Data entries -
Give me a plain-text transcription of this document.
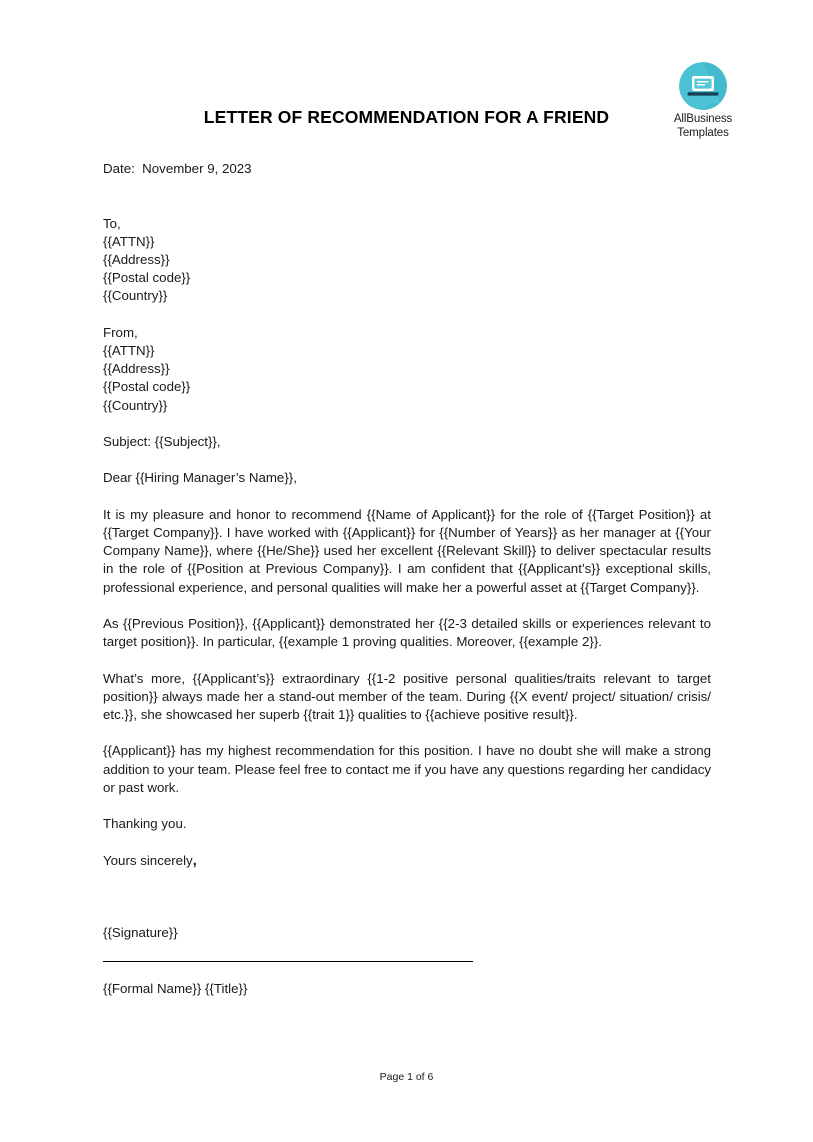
AllBusiness
Templates
LETTER OF RECOMMENDATION FOR A FRIEND
Date:  November 9, 2023
To,
{{ATTN}}
{{Address}}
{{Postal code}}
{{Country}}
From,
{{ATTN}}
{{Address}}
{{Postal code}}
{{Country}}
Subject: {{Subject}},
Dear {{Hiring Manager’s Name}},

It is my pleasure and honor to recommend {{Name of Applicant}} for the role of {{Target Position}} at {{Target Company}}. I have worked with {{Applicant}} for {{Number of Years}} as her manager at {{Your Company Name}}, where {{He/She}} used her excellent {{Relevant Skill}} to deliver spectacular results in the role of {{Position at Previous Company}}. I am confident that {{Applicant’s}} exceptional skills, professional experience, and personal qualities will make her a powerful asset at {{Target Company}}.

As {{Previous Position}}, {{Applicant}} demonstrated her {{2-3 detailed skills or experiences relevant to target position}}. In particular, {{example 1 proving qualities. Moreover, {{example 2}}.

What’s more, {{Applicant’s}} extraordinary {{1-2 positive personal qualities/traits relevant to target position}} always made her a stand-out member of the team. During {{X event/ project/ situation/ crisis/ etc.}}, she showcased her superb {{trait 1}} qualities to {{achieve positive result}}.

{{Applicant}} has my highest recommendation for this position. I have no doubt she will make a strong addition to your team. Please feel free to contact me if you have any questions regarding her candidacy or past work.

Thanking you.
Yours sincerely,
{{Signature}}
{{Formal Name}} {{Title}}
Page 1 of 6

Directions for this task - Give back each entry exactly as it appears, with no pictures.

Exercise answer -
Give me a plain-text transcription of this document.
AllBusiness
Templates
LETTER OF RECOMMENDATION FOR A FRIEND
Date:  November 9, 2023
To,
{{ATTN}}
{{Address}}
{{Postal code}}
{{Country}}
From,
{{ATTN}}
{{Address}}
{{Postal code}}
{{Country}}
Subject: {{Subject}},
Dear {{Hiring Manager’s Name}},

It is my pleasure and honor to recommend {{Name of Applicant}} for the role of {{Target Position}} at {{Target Company}}. I have worked with {{Applicant}} for {{Number of Years}} as her manager at {{Your Company Name}}, where {{He/She}} used her excellent {{Relevant Skill}} to deliver spectacular results in the role of {{Position at Previous Company}}. I am confident that {{Applicant’s}} exceptional skills, professional experience, and personal qualities will make her a powerful asset at {{Target Company}}.

As {{Previous Position}}, {{Applicant}} demonstrated her {{2-3 detailed skills or experiences relevant to target position}}. In particular, {{example 1 proving qualities. Moreover, {{example 2}}.

What’s more, {{Applicant’s}} extraordinary {{1-2 positive personal qualities/traits relevant to target position}} always made her a stand-out member of the team. During {{X event/ project/ situation/ crisis/ etc.}}, she showcased her superb {{trait 1}} qualities to {{achieve positive result}}.

{{Applicant}} has my highest recommendation for this position. I have no doubt she will make a strong addition to your team. Please feel free to contact me if you have any questions regarding her candidacy or past work.

Thanking you.
Yours sincerely,
{{Signature}}
{{Formal Name}} {{Title}}
Page 1 of 6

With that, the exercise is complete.